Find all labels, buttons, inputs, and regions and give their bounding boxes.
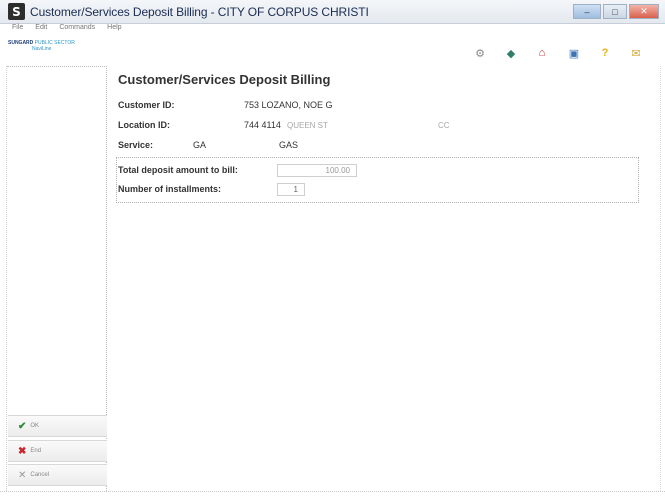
menu-file[interactable]: File (12, 24, 23, 37)
location-suffix: CC (438, 121, 450, 130)
customer-id-label: Customer ID: (118, 100, 175, 110)
brand-logo: SUNGARD PUBLIC SECTOR NaviLine (8, 40, 75, 52)
brand-product: NaviLine (32, 46, 52, 52)
cancel-label: Cancel (30, 472, 50, 478)
location-id-value: 744 4114 (244, 120, 281, 130)
customer-id-value: 753 LOZANO, NOE G (244, 100, 333, 110)
content-border (660, 66, 661, 491)
toolbar: ⚙ ◆ ⌂ ▣ ? ✉ (465, 46, 665, 66)
home-icon[interactable]: ⌂ (535, 46, 549, 60)
deposit-box (116, 157, 639, 203)
end-button[interactable]: ✖ End (8, 440, 107, 462)
close-button[interactable]: ✕ (629, 4, 659, 19)
menu-edit[interactable]: Edit (35, 24, 47, 37)
check-icon: ✔ (18, 420, 27, 432)
menu-commands[interactable]: Commands (59, 24, 95, 37)
maximize-button[interactable]: □ (603, 4, 627, 19)
help-icon[interactable]: ? (598, 46, 612, 60)
panel-divider (7, 66, 107, 67)
mail-icon[interactable]: ✉ (629, 46, 643, 60)
bottom-border (0, 491, 665, 492)
cancel-button[interactable]: ✕ Cancel (8, 464, 107, 486)
title-bar: S Customer/Services Deposit Billing - CI… (0, 0, 665, 24)
minimize-button[interactable]: – (573, 4, 601, 19)
location-street: QUEEN ST (287, 121, 328, 130)
service-label: Service: (118, 140, 154, 150)
deposit-amount-label: Total deposit amount to bill: (118, 165, 238, 175)
gear-icon[interactable]: ⚙ (473, 46, 487, 60)
service-name: GAS (279, 140, 299, 150)
location-id-label: Location ID: (118, 120, 170, 130)
window-controls: – □ ✕ (573, 4, 659, 19)
ok-label: OK (30, 423, 40, 429)
installments-label: Number of installments: (118, 184, 222, 194)
page-title: Customer/Services Deposit Billing (118, 72, 331, 87)
window-title: Customer/Services Deposit Billing - CITY… (30, 4, 369, 19)
deposit-amount-input[interactable]: 100.00 (277, 164, 357, 177)
end-icon: ✖ (18, 445, 27, 457)
ok-button[interactable]: ✔ OK (8, 415, 107, 437)
print-icon[interactable]: ▣ (567, 46, 581, 60)
app-icon: S (8, 3, 25, 20)
menu-help[interactable]: Help (107, 24, 121, 37)
end-label: End (30, 448, 42, 454)
brand-name: SUNGARD (8, 40, 34, 46)
left-panel: ✔ OK ✖ End ✕ Cancel (6, 66, 107, 491)
service-code: GA (193, 140, 207, 150)
refresh-icon[interactable]: ◆ (504, 46, 518, 60)
installments-input[interactable]: 1 (277, 183, 305, 196)
menu-bar: File Edit Commands Help (0, 24, 122, 37)
cancel-icon: ✕ (18, 469, 27, 481)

Objective
Render every line of the entries above as a Markdown table with two columns, Number and Text, skipping blank lines. Leave the pictures out of the table.

Solution for this exercise
| Number | Text |
|---|---|
| 1 | Find all labels, buttons, inputs, and regions and give their bounding boxes. |
| 2 | menu-file[interactable]: File (12, 24, 23, 37) |
| 3 | location-suffix: CC (438, 121, 450, 130) |
| 4 | customer-id-label: Customer ID: (118, 100, 175, 110) |
| 5 | brand-logo: SUNGARD PUBLIC SECTOR NaviLine (8, 40, 75, 52) |
| 6 | brand-product: NaviLine (32, 46, 52, 52) |
| 7 | cancel-label: Cancel (30, 472, 50, 478) |
| 8 | location-id-value: 744 4114 (244, 120, 281, 130) |
| 9 | customer-id-value: 753 LOZANO, NOE G (244, 100, 333, 110) |
| 10 | content-border (660, 66, 661, 491) |
| 11 | toolbar: ⚙ ◆ ⌂ ▣ ? ✉ (465, 46, 665, 66) |
| 12 | home-icon[interactable]: ⌂ (535, 46, 549, 60) |
| 13 | deposit-box (116, 157, 639, 203) |
| 14 | end-button[interactable]: ✖ End (8, 440, 107, 462) |
| 15 | close-button[interactable]: ✕ (629, 4, 659, 19) |
| 16 | menu-edit[interactable]: Edit (35, 24, 47, 37) |
| 17 | check-icon: ✔ (18, 420, 27, 432) |
| 18 | menu-commands[interactable]: Commands (59, 24, 95, 37) |
| 19 | maximize-button[interactable]: □ (603, 4, 627, 19) |
| 20 | help-icon[interactable]: ? (598, 46, 612, 60) |
| 21 | panel-divider (7, 66, 107, 67) |
| 22 | mail-icon[interactable]: ✉ (629, 46, 643, 60) |
| 23 | bottom-border (0, 491, 665, 492) |
| 24 | cancel-button[interactable]: ✕ Cancel (8, 464, 107, 486) |
| 25 | title-bar: S Customer/Services Deposit Billing - CI… (0, 0, 665, 24) |
| 26 | minimize-button[interactable]: – (573, 4, 601, 19) |
| 27 | location-street: QUEEN ST (287, 121, 328, 130) |
| 28 | service-label: Service: (118, 140, 154, 150) |
| 29 | deposit-amount-label: Total deposit amount to bill: (118, 165, 238, 175) |
| 30 | gear-icon[interactable]: ⚙ (473, 46, 487, 60) |
| 31 | service-name: GAS (279, 140, 299, 150) |
| 32 | location-id-label: Location ID: (118, 120, 170, 130) |
| 33 | window-controls: – □ ✕ (573, 4, 659, 19) |
| 34 | ok-label: OK (30, 423, 40, 429) |
| 35 | installments-label: Number of installments: (118, 184, 222, 194) |
| 36 | page-title: Customer/Services Deposit Billing (118, 72, 331, 87) |
| 37 | window-title: Customer/Services Deposit Billing - CITY… (30, 4, 369, 19) |
| 38 | deposit-amount-input[interactable]: 100.00 (277, 164, 357, 177) |
| 39 | end-icon: ✖ (18, 445, 27, 457) |
| 40 | ok-button[interactable]: ✔ OK (8, 415, 107, 437) |
| 41 | print-icon[interactable]: ▣ (567, 46, 581, 60) |
| 42 | app-icon: S (8, 3, 25, 20) |
| 43 | menu-help[interactable]: Help (107, 24, 121, 37) |
| 44 | end-label: End (30, 448, 42, 454) |
| 45 | brand-name: SUNGARD (8, 40, 34, 46) |
| 46 | left-panel: ✔ OK ✖ End ✕ Cancel (6, 66, 107, 491) |
| 47 | service-code: GA (193, 140, 207, 150) |
| 48 | refresh-icon[interactable]: ◆ (504, 46, 518, 60) |
| 49 | installments-input[interactable]: 1 (277, 183, 305, 196) |
| 50 | menu-bar: File Edit Commands Help (0, 24, 122, 37) |
| 51 | cancel-icon: ✕ (18, 469, 27, 481) |